Data extracted from a collection:
-.-.-
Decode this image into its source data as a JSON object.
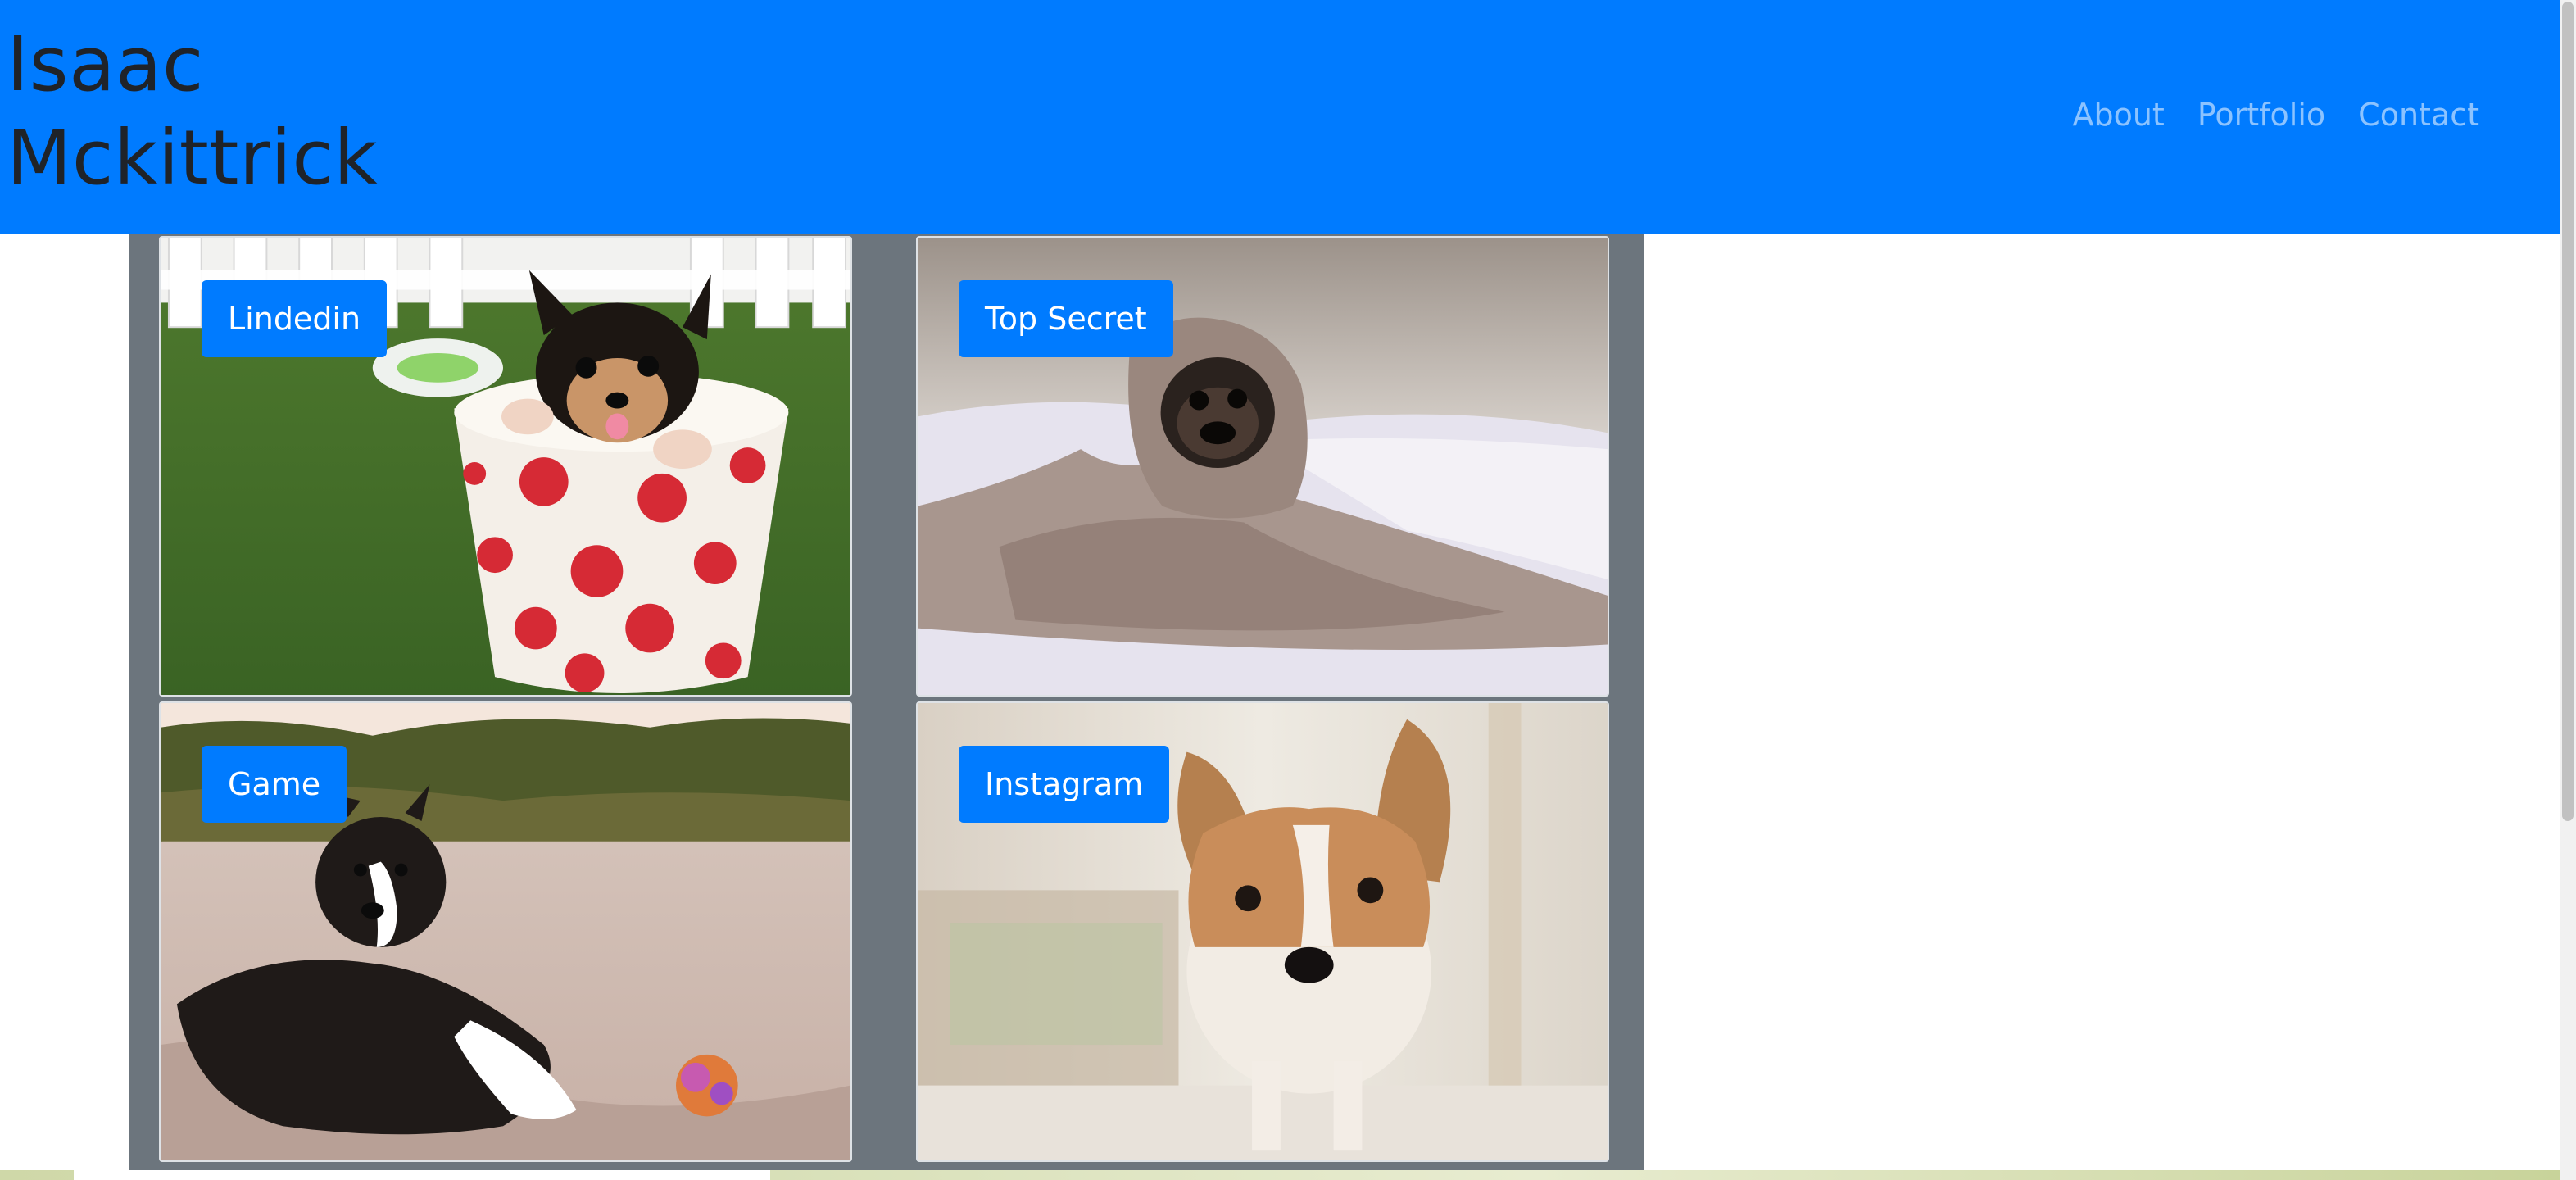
{
  "brand": {
    "line1": "Isaac",
    "line2": "Mckittrick"
  },
  "nav": {
    "links": [
      "About",
      "Portfolio",
      "Contact"
    ]
  },
  "portfolio": {
    "cards": [
      {
        "label": "Lindedin",
        "image": "puppy-in-polka-dot-cup"
      },
      {
        "label": "Top Secret",
        "image": "pug-wrapped-in-blanket"
      },
      {
        "label": "Game",
        "image": "puppy-lying-on-sand-with-ball"
      },
      {
        "label": "Instagram",
        "image": "corgi-puppy-standing"
      }
    ]
  },
  "colors": {
    "navbar": "#007bff",
    "button": "#007bff",
    "grid_background": "#6c757d",
    "nav_link": "rgba(255,255,255,0.55)"
  }
}
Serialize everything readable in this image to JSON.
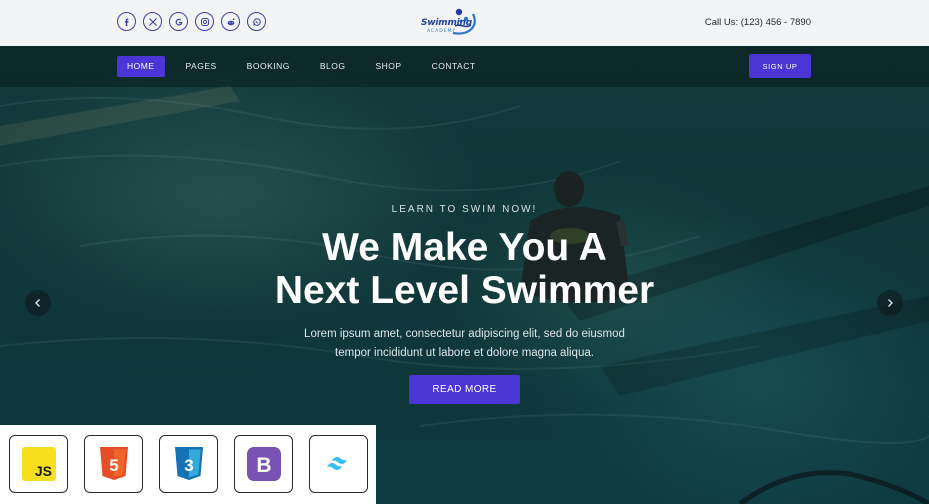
{
  "header": {
    "social_icons": [
      "facebook-icon",
      "x-twitter-icon",
      "google-icon",
      "instagram-icon",
      "reddit-icon",
      "whatsapp-icon"
    ],
    "logo": {
      "word": "Swimming",
      "sub": "ACADEMY"
    },
    "call": "Call Us: (123) 456 - 7890"
  },
  "nav": {
    "items": [
      {
        "label": "HOME",
        "active": true
      },
      {
        "label": "PAGES"
      },
      {
        "label": "BOOKING"
      },
      {
        "label": "BLOG"
      },
      {
        "label": "SHOP"
      },
      {
        "label": "CONTACT"
      }
    ],
    "signup_label": "SIGN UP"
  },
  "hero": {
    "eyebrow": "LEARN TO SWIM NOW!",
    "headline_line1": "We Make You A",
    "headline_line2": "Next Level Swimmer",
    "lede_line1": "Lorem ipsum amet, consectetur adipiscing elit, sed do eiusmod",
    "lede_line2": "tempor incididunt ut labore et dolore magna aliqua.",
    "cta_label": "READ MORE",
    "prev_icon": "chevron-left-icon",
    "next_icon": "chevron-right-icon"
  },
  "tech_badges": [
    {
      "name": "javascript-icon",
      "label": "JS",
      "color": "#f7df1e"
    },
    {
      "name": "html5-icon",
      "label": "5",
      "color": "#e44d26"
    },
    {
      "name": "css3-icon",
      "label": "3",
      "color": "#2965f1"
    },
    {
      "name": "bootstrap-icon",
      "label": "B",
      "color": "#7952b3"
    },
    {
      "name": "tailwind-icon",
      "label": "",
      "color": "#38bdf8"
    }
  ],
  "colors": {
    "accent": "#4b35d6",
    "topbar": "#f3f4f6",
    "social": "#3b3fae"
  }
}
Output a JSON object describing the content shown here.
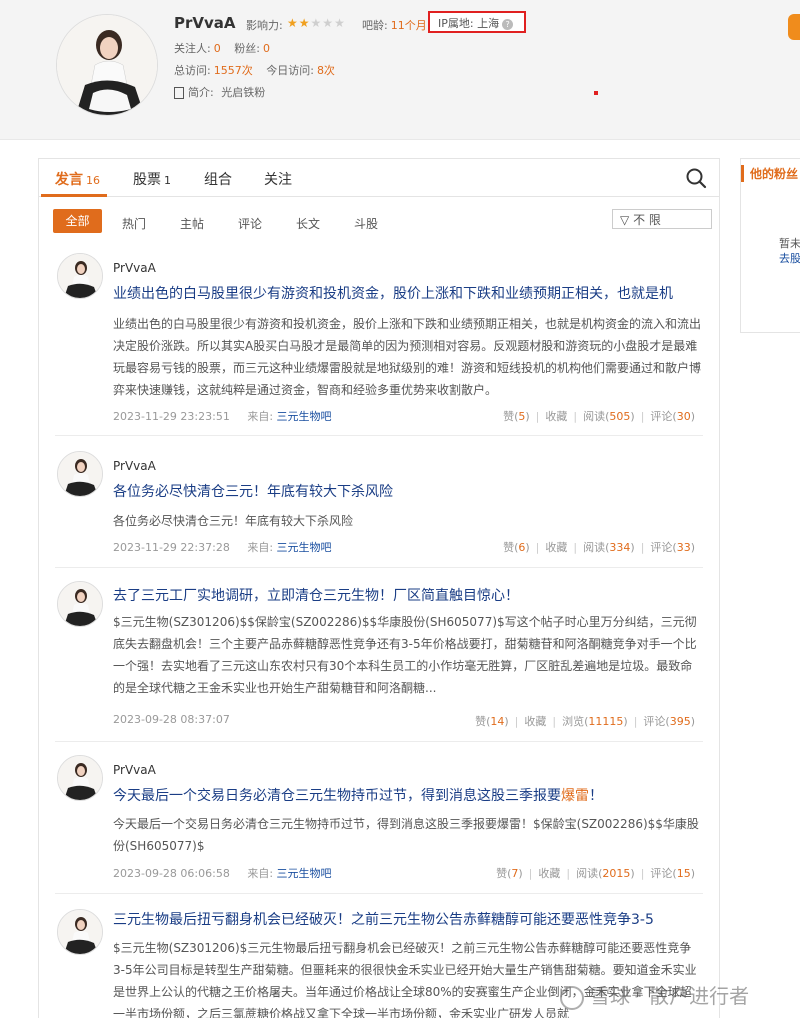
{
  "profile": {
    "username": "PrVvaA",
    "influence_label": "影响力:",
    "influence_stars": 2,
    "influence_max": 5,
    "bar_age_label": "吧龄:",
    "bar_age": "11个月",
    "ip_label": "IP属地: 上海",
    "following_label": "关注人:",
    "following": "0",
    "fans_label": "粉丝:",
    "fans": "0",
    "total_visits_label": "总访问:",
    "total_visits": "1557次",
    "today_visits_label": "今日访问:",
    "today_visits": "8次",
    "bio_label": "简介:",
    "bio": "光启铁粉"
  },
  "tabs": [
    {
      "label": "发言",
      "count": "16"
    },
    {
      "label": "股票",
      "count": "1"
    },
    {
      "label": "组合",
      "count": ""
    },
    {
      "label": "关注",
      "count": ""
    }
  ],
  "filters": [
    "全部",
    "热门",
    "主帖",
    "评论",
    "长文",
    "斗股"
  ],
  "filter_limit": "不 限",
  "posts": [
    {
      "name": "PrVvaA",
      "title": "业绩出色的白马股里很少有游资和投机资金，股价上涨和下跌和业绩预期正相关，也就是机",
      "body": "业绩出色的白马股里很少有游资和投机资金，股价上涨和下跌和业绩预期正相关，也就是机构资金的流入和流出决定股价涨跌。所以其实A股买白马股才是最简单的因为预测相对容易。反观题材股和游资玩的小盘股才是最难玩最容易亏钱的股票，而三元这种业绩爆雷股就是地狱级别的难！游资和短线投机的机构他们需要通过和散户博弈来快速赚钱，这就纯粹是通过资金，智商和经验多重优势来收割散户。",
      "time": "2023-11-29 23:23:51",
      "from_label": "来自:",
      "source": "三元生物吧",
      "likes_label": "赞",
      "likes": "5",
      "fav_label": "收藏",
      "read_label": "阅读",
      "reads": "505",
      "comment_label": "评论",
      "comments": "30"
    },
    {
      "name": "PrVvaA",
      "title": "各位务必尽快清仓三元！年底有较大下杀风险",
      "body": "各位务必尽快清仓三元！年底有较大下杀风险",
      "time": "2023-11-29 22:37:28",
      "from_label": "来自:",
      "source": "三元生物吧",
      "likes_label": "赞",
      "likes": "6",
      "fav_label": "收藏",
      "read_label": "阅读",
      "reads": "334",
      "comment_label": "评论",
      "comments": "33"
    },
    {
      "name": "",
      "title": "去了三元工厂实地调研，立即清仓三元生物！厂区简直触目惊心！",
      "body": "$三元生物(SZ301206)$$保龄宝(SZ002286)$$华康股份(SH605077)$写这个帖子时心里万分纠结，三元彻底失去翻盘机会！三个主要产品赤藓糖醇恶性竞争还有3-5年价格战要打，甜菊糖苷和阿洛酮糖竞争对手一个比一个强！去实地看了三元这山东农村只有30个本科生员工的小作坊毫无胜算，厂区脏乱差遍地是垃圾。最致命的是全球代糖之王金禾实业也开始生产甜菊糖苷和阿洛酮糖...",
      "time": "2023-09-28 08:37:07",
      "from_label": "",
      "source": "",
      "likes_label": "赞",
      "likes": "14",
      "fav_label": "收藏",
      "read_label": "浏览",
      "reads": "11115",
      "comment_label": "评论",
      "comments": "395"
    },
    {
      "name": "PrVvaA",
      "title_pre": "今天最后一个交易日务必清仓三元生物持币过节，得到消息这股三季报要",
      "title_hl": "爆雷",
      "title_post": "！",
      "body": "今天最后一个交易日务必清仓三元生物持币过节，得到消息这股三季报要爆雷！$保龄宝(SZ002286)$$华康股份(SH605077)$",
      "time": "2023-09-28 06:06:58",
      "from_label": "来自:",
      "source": "三元生物吧",
      "likes_label": "赞",
      "likes": "7",
      "fav_label": "收藏",
      "read_label": "阅读",
      "reads": "2015",
      "comment_label": "评论",
      "comments": "15"
    },
    {
      "name": "",
      "title": "三元生物最后扭亏翻身机会已经破灭！之前三元生物公告赤藓糖醇可能还要恶性竞争3-5",
      "body": "$三元生物(SZ301206)$三元生物最后扭亏翻身机会已经破灭！之前三元生物公告赤藓糖醇可能还要恶性竞争3-5年公司目标是转型生产甜菊糖。但噩耗来的很很快金禾实业已经开始大量生产销售甜菊糖。要知道金禾实业是世界上公认的代糖之王价格屠夫。当年通过价格战让全球80%的安赛蜜生产企业倒闭，金禾实业拿下全球超一半市场份额，之后三氯蔗糖价格战又拿下全球一半市场份额，金禾实业广研发人员就"
    }
  ],
  "right_panel": {
    "title": "他的粉丝",
    "line1": "暂未",
    "line2": "去股"
  },
  "watermark": "雪球 · 散户进行者"
}
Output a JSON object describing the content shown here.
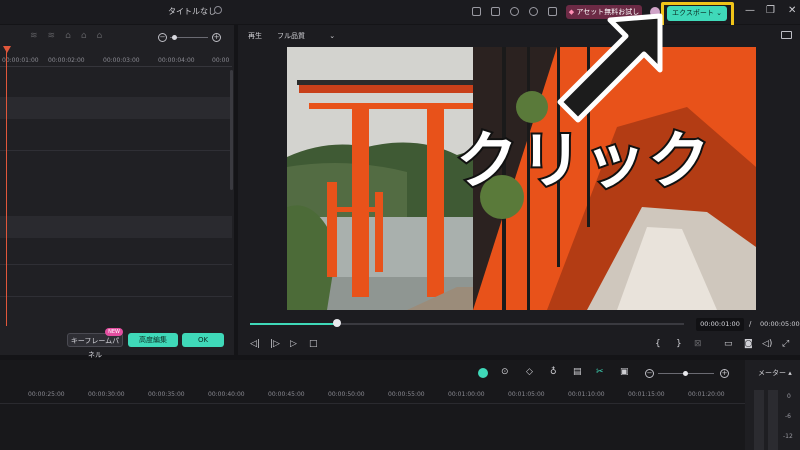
{
  "window": {
    "title": "タイトルなし",
    "asset_button": "アセット無料お試し",
    "export_button": "エクスポート",
    "window_controls": [
      "—",
      "❐",
      "✕"
    ]
  },
  "left_panel": {
    "ruler_ticks": [
      "00:00:01:00",
      "00:00:02:00",
      "00:00:03:00",
      "00:00:04:00",
      "00:00"
    ],
    "keyframe_panel_button": "キーフレームパネル",
    "new_badge": "NEW",
    "advanced_edit_button": "高度編集",
    "ok_button": "OK"
  },
  "preview": {
    "play_label": "再生",
    "quality_select": "フル品質",
    "current_time": "00:00:01:00",
    "separator": "/",
    "total_time": "00:00:05:00",
    "progress": 0.2,
    "scene": "torii-gates-lake-photo"
  },
  "timeline": {
    "ruler_ticks": [
      "00:00:25:00",
      "00:00:30:00",
      "00:00:35:00",
      "00:00:40:00",
      "00:00:45:00",
      "00:00:50:00",
      "00:00:55:00",
      "00:01:00:00",
      "00:01:05:00",
      "00:01:10:00",
      "00:01:15:00",
      "00:01:20:00"
    ]
  },
  "meter": {
    "label": "メーター",
    "levels": [
      "0",
      "-6",
      "-12"
    ]
  },
  "annotation": {
    "callout_text": "クリック"
  },
  "colors": {
    "accent": "#3fd9b9",
    "highlight": "#f0c419",
    "playhead": "#e0573b",
    "torii": "#e8521a"
  }
}
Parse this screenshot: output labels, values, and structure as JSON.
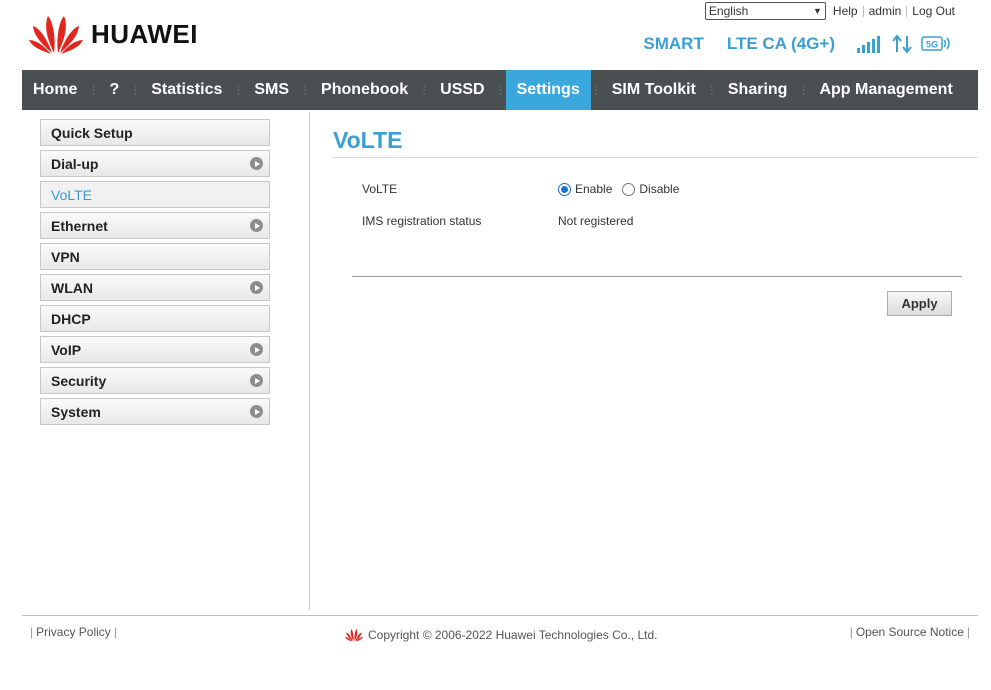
-.-.-
Directive – Report all lines of the data above that include the string "this".

The result –
Decode this image into its source data as a JSON object.
Serialize everything readable in this image to JSON.
Parse this screenshot: output labels, values, and structure as JSON.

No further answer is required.